─── Data section

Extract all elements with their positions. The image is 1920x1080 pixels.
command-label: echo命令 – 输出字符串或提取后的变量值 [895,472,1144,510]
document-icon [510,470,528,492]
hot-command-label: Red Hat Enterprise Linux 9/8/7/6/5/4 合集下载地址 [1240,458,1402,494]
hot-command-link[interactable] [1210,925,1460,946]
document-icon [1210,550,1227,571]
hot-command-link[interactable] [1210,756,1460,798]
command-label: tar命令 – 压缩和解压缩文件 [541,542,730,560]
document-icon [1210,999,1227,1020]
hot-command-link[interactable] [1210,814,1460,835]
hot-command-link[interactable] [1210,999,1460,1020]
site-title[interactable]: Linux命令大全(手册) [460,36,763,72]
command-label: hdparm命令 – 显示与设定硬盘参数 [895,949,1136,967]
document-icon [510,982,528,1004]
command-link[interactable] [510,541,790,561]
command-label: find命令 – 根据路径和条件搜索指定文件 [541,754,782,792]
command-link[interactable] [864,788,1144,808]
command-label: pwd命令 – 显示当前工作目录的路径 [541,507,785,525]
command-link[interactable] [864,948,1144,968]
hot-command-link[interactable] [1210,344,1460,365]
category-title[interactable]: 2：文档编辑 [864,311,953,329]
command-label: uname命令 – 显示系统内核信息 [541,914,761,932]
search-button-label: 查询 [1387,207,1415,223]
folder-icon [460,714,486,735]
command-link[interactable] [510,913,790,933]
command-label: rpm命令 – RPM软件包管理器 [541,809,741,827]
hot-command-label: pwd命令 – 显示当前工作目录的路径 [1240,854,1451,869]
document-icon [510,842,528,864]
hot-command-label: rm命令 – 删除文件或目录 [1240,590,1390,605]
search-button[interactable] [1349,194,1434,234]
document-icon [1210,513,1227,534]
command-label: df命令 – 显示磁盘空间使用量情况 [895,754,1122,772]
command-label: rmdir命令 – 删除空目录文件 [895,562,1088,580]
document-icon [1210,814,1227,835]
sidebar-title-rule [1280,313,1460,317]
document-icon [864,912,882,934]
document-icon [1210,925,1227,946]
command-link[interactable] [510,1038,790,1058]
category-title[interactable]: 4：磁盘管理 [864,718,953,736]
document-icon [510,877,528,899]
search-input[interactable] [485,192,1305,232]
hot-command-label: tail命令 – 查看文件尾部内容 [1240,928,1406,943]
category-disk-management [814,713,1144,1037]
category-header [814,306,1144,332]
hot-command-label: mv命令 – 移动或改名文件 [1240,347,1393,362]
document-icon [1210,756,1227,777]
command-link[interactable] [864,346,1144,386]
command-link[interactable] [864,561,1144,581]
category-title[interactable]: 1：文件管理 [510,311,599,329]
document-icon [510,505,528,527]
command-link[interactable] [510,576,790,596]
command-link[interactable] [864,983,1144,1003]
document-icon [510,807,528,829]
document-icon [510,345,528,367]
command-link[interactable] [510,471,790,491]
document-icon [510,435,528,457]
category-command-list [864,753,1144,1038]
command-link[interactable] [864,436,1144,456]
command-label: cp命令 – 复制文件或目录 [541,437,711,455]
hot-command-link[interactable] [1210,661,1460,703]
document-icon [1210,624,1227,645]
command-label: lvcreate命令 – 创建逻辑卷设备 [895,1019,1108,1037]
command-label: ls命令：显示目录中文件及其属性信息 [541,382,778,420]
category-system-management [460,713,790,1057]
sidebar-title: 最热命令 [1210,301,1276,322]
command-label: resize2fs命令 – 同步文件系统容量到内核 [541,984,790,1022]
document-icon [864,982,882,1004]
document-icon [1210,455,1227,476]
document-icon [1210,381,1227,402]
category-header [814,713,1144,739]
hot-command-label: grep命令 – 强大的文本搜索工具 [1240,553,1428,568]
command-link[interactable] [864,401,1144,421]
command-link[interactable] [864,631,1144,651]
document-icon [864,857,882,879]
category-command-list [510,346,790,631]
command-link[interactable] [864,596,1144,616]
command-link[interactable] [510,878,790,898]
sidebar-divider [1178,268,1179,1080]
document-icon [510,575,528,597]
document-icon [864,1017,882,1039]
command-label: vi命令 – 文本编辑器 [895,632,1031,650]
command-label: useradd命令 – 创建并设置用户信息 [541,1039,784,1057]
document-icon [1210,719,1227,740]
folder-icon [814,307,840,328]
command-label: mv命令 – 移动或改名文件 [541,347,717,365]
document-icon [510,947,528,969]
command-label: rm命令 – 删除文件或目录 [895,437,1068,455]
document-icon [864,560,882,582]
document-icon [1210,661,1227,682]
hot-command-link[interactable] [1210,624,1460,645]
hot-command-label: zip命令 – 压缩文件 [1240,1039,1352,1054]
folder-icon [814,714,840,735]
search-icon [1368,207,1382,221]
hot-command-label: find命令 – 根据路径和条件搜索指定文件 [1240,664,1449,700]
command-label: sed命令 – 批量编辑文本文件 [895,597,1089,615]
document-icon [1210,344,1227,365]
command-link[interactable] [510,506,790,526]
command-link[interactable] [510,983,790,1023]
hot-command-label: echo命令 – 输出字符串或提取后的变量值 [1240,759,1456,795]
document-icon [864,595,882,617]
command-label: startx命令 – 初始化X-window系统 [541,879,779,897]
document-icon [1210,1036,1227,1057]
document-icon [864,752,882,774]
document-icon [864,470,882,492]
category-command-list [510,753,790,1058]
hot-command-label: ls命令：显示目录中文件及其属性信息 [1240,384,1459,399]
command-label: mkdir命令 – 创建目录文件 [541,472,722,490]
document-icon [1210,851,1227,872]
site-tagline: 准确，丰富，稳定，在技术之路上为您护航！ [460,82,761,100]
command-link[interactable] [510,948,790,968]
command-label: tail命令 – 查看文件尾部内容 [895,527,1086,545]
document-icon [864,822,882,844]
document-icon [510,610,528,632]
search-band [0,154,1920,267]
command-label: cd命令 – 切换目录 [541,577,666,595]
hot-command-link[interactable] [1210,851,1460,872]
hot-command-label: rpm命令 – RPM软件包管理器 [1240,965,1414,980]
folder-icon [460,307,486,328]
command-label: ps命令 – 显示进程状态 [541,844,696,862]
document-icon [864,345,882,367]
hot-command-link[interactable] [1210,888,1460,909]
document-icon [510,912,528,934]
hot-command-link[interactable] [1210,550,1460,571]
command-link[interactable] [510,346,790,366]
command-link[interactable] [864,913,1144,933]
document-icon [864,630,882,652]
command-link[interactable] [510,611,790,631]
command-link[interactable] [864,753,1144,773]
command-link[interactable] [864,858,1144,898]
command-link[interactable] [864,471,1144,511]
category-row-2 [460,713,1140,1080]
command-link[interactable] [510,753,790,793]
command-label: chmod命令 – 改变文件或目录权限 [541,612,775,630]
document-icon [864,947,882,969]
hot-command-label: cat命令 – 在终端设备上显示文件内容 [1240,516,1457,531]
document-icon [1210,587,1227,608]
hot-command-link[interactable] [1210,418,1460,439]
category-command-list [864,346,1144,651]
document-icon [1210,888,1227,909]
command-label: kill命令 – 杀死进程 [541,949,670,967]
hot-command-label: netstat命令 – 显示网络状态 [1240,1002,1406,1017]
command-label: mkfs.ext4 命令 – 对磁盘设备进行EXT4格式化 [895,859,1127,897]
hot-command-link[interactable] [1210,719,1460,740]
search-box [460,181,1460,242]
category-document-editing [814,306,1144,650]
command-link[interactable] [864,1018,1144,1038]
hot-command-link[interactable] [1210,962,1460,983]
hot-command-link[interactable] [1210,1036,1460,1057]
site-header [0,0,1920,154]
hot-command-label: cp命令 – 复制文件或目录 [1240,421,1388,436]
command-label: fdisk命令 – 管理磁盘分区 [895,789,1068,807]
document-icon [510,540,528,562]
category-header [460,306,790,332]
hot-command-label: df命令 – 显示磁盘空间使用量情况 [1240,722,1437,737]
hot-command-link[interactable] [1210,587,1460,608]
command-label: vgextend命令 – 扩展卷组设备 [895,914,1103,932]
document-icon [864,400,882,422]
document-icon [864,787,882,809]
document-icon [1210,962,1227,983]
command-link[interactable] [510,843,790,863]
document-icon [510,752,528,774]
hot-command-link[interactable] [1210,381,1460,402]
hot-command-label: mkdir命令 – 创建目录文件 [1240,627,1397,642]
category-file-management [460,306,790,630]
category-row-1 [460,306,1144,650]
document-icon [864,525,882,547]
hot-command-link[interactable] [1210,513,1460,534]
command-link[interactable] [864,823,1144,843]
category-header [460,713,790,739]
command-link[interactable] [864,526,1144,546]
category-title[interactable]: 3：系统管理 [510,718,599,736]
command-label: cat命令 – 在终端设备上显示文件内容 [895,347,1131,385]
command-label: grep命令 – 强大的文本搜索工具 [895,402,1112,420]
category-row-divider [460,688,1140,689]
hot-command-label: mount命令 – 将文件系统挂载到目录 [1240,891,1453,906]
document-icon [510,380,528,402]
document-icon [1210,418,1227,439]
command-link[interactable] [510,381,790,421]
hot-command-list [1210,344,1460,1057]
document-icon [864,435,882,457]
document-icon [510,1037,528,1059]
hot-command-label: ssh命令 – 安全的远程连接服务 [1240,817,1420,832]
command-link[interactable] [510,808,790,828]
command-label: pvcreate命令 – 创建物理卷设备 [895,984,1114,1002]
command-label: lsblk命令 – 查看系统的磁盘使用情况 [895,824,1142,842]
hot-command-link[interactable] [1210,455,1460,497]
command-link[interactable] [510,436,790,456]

──────

Show every line above that contains the string "search", copying each one in full.

Output below:
search-button-label: 查询 [1387,207,1415,223]
search-button[interactable] [1349,194,1434,234]
search-input[interactable] [485,192,1305,232]
search-icon [1368,207,1382,221]
search-band [0,154,1920,267]
search-box [460,181,1460,242]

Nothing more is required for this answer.